▸ WHAT YOU NEED TO DO:
Say how many lines include "организации", with no words around the number.

Stored items from a collection
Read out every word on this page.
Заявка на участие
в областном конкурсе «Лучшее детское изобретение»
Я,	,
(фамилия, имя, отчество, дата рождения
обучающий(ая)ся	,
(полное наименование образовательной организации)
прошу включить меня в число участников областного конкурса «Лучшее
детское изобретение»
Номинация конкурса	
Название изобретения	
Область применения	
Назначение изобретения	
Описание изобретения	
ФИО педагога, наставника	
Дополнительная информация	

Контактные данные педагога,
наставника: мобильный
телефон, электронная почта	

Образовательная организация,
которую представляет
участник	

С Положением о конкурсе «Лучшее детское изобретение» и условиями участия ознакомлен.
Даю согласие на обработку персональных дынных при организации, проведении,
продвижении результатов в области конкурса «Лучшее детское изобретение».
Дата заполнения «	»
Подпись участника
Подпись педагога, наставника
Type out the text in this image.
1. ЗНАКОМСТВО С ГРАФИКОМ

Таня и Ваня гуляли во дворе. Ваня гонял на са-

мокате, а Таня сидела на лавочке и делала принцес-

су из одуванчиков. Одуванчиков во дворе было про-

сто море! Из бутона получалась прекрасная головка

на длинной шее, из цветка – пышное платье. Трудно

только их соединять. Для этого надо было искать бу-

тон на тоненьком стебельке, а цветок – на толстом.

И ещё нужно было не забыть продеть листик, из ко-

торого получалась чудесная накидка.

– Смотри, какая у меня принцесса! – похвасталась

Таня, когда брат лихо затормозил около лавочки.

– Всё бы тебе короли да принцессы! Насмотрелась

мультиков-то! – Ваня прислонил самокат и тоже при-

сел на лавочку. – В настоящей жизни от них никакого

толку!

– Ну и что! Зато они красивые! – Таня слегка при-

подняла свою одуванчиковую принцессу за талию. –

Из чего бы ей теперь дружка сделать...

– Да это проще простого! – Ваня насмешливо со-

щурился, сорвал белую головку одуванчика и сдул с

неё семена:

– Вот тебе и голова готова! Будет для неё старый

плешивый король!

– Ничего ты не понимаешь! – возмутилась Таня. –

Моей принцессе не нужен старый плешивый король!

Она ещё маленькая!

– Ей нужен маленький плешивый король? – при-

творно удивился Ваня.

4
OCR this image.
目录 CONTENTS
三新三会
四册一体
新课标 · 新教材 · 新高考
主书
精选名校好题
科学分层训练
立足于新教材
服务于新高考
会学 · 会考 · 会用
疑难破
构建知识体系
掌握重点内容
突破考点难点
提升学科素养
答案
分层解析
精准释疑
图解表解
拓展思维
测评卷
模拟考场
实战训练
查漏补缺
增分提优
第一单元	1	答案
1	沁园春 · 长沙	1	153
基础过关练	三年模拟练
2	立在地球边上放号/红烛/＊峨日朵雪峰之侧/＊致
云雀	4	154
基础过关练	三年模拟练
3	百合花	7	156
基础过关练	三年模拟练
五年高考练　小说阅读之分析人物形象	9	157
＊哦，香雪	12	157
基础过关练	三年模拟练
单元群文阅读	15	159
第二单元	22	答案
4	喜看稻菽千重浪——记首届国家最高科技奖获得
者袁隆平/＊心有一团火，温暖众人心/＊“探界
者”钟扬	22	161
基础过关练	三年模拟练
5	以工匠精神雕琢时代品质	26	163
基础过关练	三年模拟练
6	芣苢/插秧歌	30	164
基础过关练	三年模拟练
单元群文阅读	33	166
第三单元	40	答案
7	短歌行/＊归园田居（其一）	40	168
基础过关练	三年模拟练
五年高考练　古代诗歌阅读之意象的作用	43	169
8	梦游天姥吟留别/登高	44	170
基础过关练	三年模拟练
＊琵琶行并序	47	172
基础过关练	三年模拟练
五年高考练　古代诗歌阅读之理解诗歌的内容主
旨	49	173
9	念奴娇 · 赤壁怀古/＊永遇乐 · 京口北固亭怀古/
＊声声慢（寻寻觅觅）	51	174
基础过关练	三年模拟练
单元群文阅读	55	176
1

▸ RESPONSE TO THE EXERCISE:
2